A run of records:
** begin **

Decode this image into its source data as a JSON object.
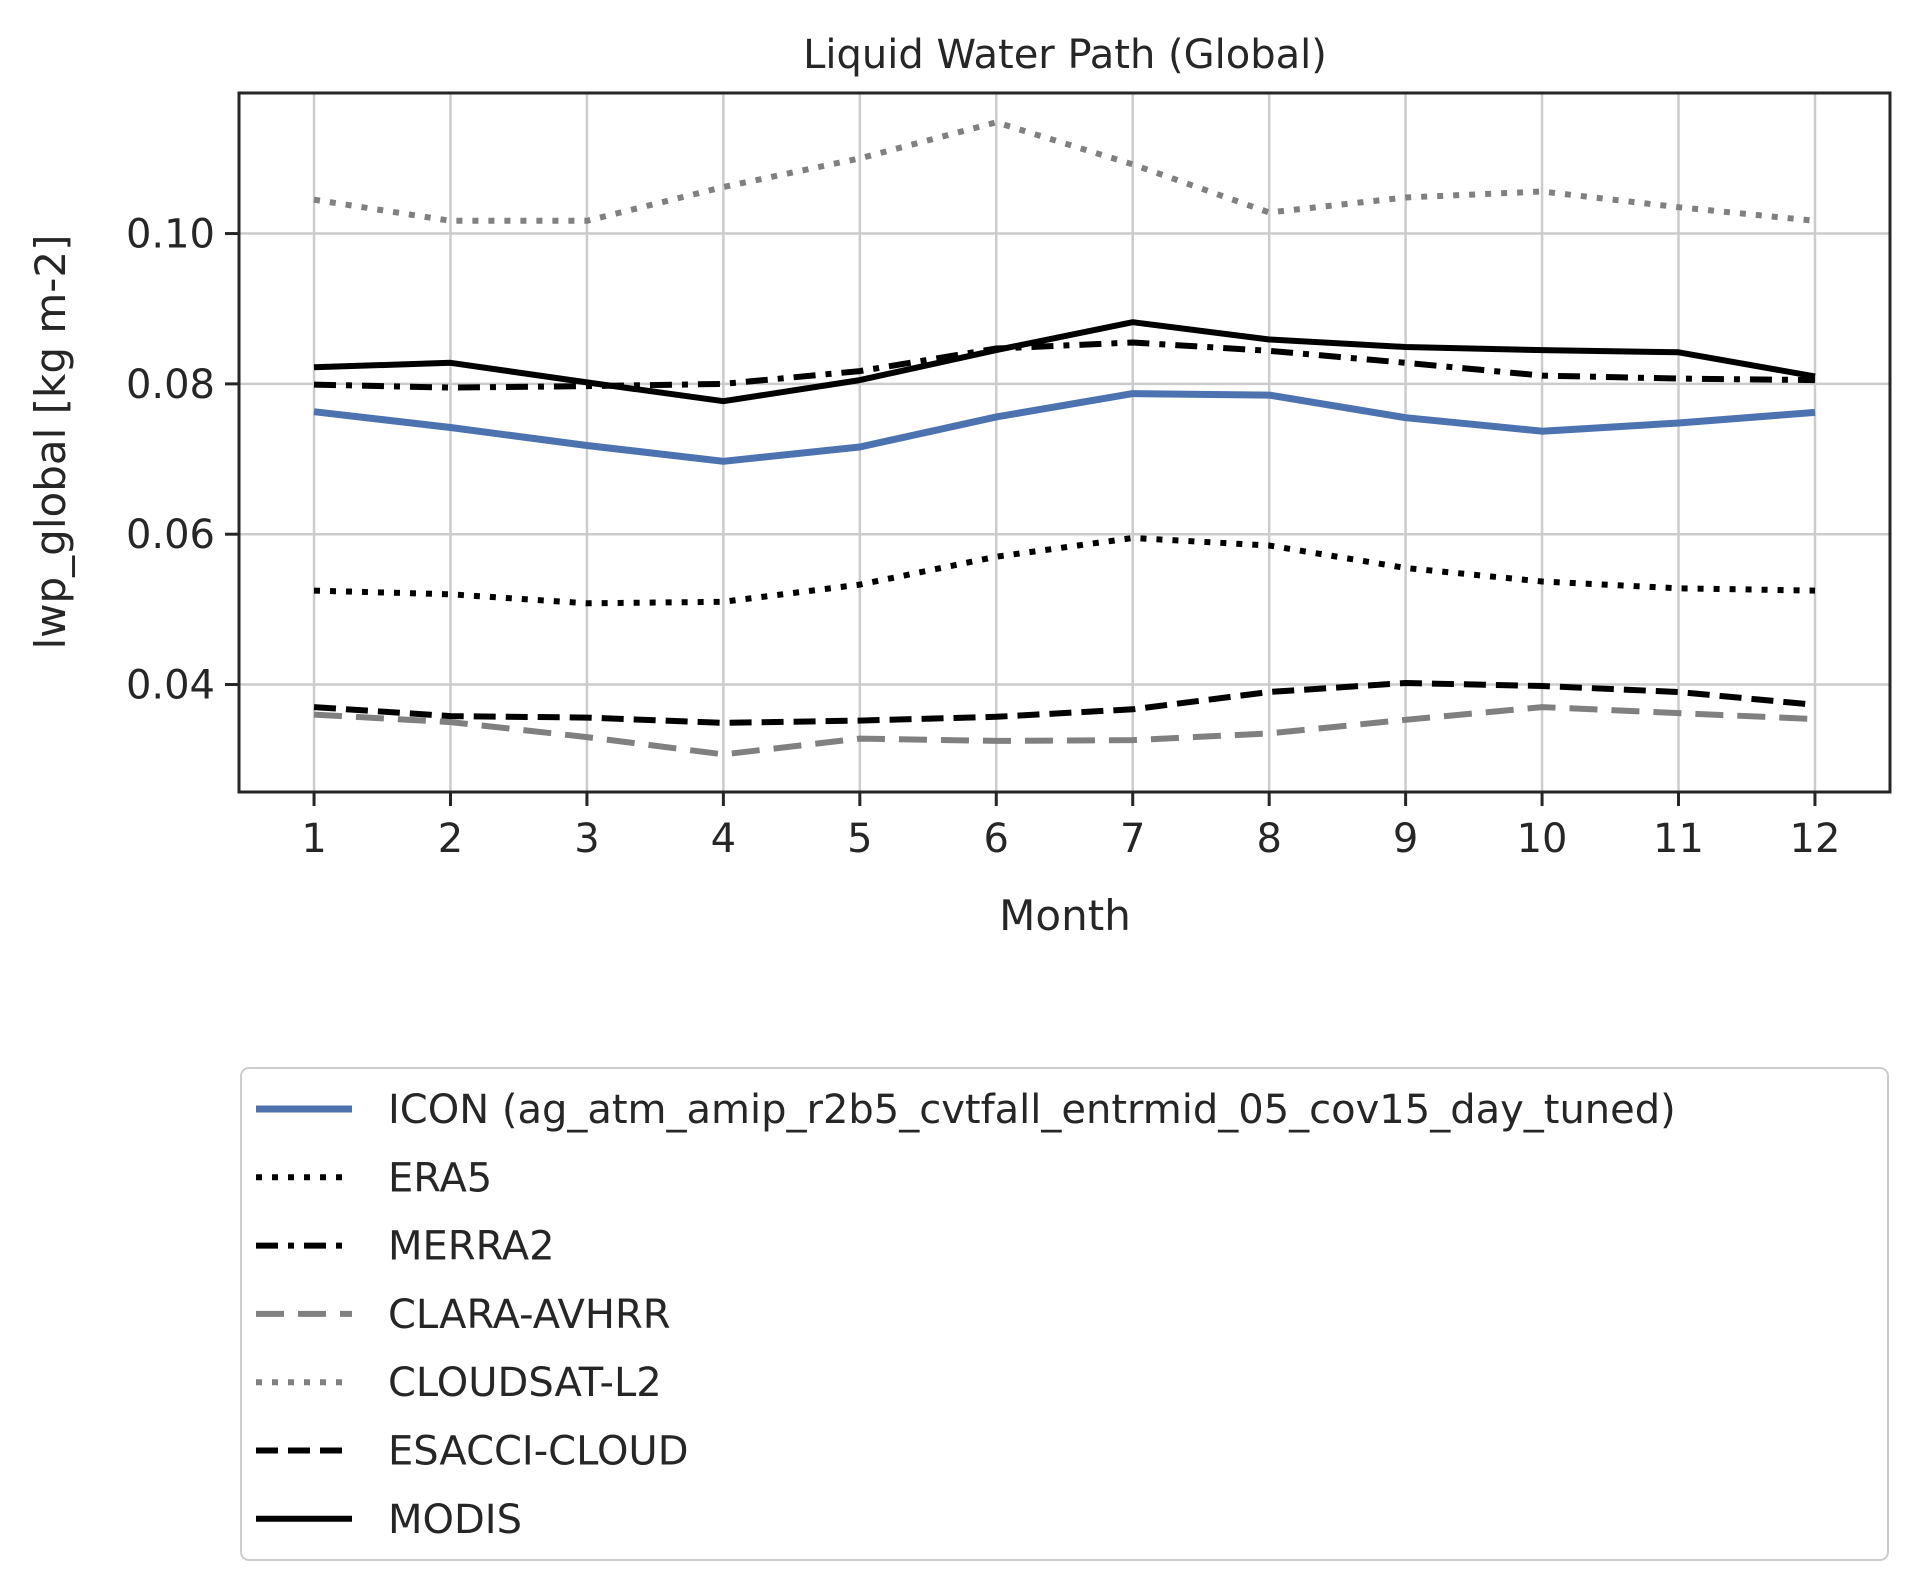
{
  "chart_data": {
    "type": "line",
    "title": "Liquid Water Path (Global)",
    "xlabel": "Month",
    "ylabel": "lwp_global [kg m-2]",
    "x": [
      1,
      2,
      3,
      4,
      5,
      6,
      7,
      8,
      9,
      10,
      11,
      12
    ],
    "xlim": [
      0.45,
      12.55
    ],
    "ylim": [
      0.0257,
      0.1187
    ],
    "yticks": [
      0.04,
      0.06,
      0.08,
      0.1
    ],
    "ytick_labels": [
      "0.04",
      "0.06",
      "0.08",
      "0.10"
    ],
    "xtick_labels": [
      "1",
      "2",
      "3",
      "4",
      "5",
      "6",
      "7",
      "8",
      "9",
      "10",
      "11",
      "12"
    ],
    "grid": true,
    "legend_position": "below-plot",
    "series": [
      {
        "name": "ICON (ag_atm_amip_r2b5_cvtfall_entrmid_05_cov15_day_tuned)",
        "color": "#4c72b0",
        "style": "solid",
        "values": [
          0.0763,
          0.0742,
          0.0718,
          0.0697,
          0.0716,
          0.0756,
          0.0787,
          0.0785,
          0.0755,
          0.0737,
          0.0748,
          0.0762
        ]
      },
      {
        "name": "ERA5",
        "color": "#000000",
        "style": "dotted",
        "values": [
          0.0525,
          0.052,
          0.0508,
          0.051,
          0.0533,
          0.057,
          0.0595,
          0.0585,
          0.0555,
          0.0537,
          0.0528,
          0.0525
        ]
      },
      {
        "name": "MERRA2",
        "color": "#000000",
        "style": "dashdot",
        "values": [
          0.0799,
          0.0795,
          0.0797,
          0.08,
          0.0817,
          0.0847,
          0.0855,
          0.0844,
          0.0828,
          0.0811,
          0.0807,
          0.0805
        ]
      },
      {
        "name": "CLARA-AVHRR",
        "color": "#808080",
        "style": "dashed-long",
        "values": [
          0.036,
          0.035,
          0.033,
          0.0307,
          0.0328,
          0.0325,
          0.0326,
          0.0335,
          0.0353,
          0.037,
          0.0362,
          0.0354
        ]
      },
      {
        "name": "CLOUDSAT-L2",
        "color": "#808080",
        "style": "dotted",
        "values": [
          0.1045,
          0.1017,
          0.1017,
          0.1062,
          0.11,
          0.1148,
          0.1092,
          0.1028,
          0.1048,
          0.1056,
          0.1035,
          0.1017
        ]
      },
      {
        "name": "ESACCI-CLOUD",
        "color": "#000000",
        "style": "dashed",
        "values": [
          0.037,
          0.0358,
          0.0356,
          0.0349,
          0.0352,
          0.0357,
          0.0367,
          0.039,
          0.0402,
          0.0398,
          0.039,
          0.0373
        ]
      },
      {
        "name": "MODIS",
        "color": "#000000",
        "style": "solid",
        "values": [
          0.0822,
          0.0828,
          0.0802,
          0.0777,
          0.0805,
          0.0845,
          0.0882,
          0.0859,
          0.0849,
          0.0845,
          0.0842,
          0.081
        ]
      }
    ]
  }
}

** end **

Work out how many lines in the records above contain the word "name", and reply with that number alone.

*COMPLETE RESPONSE*:
7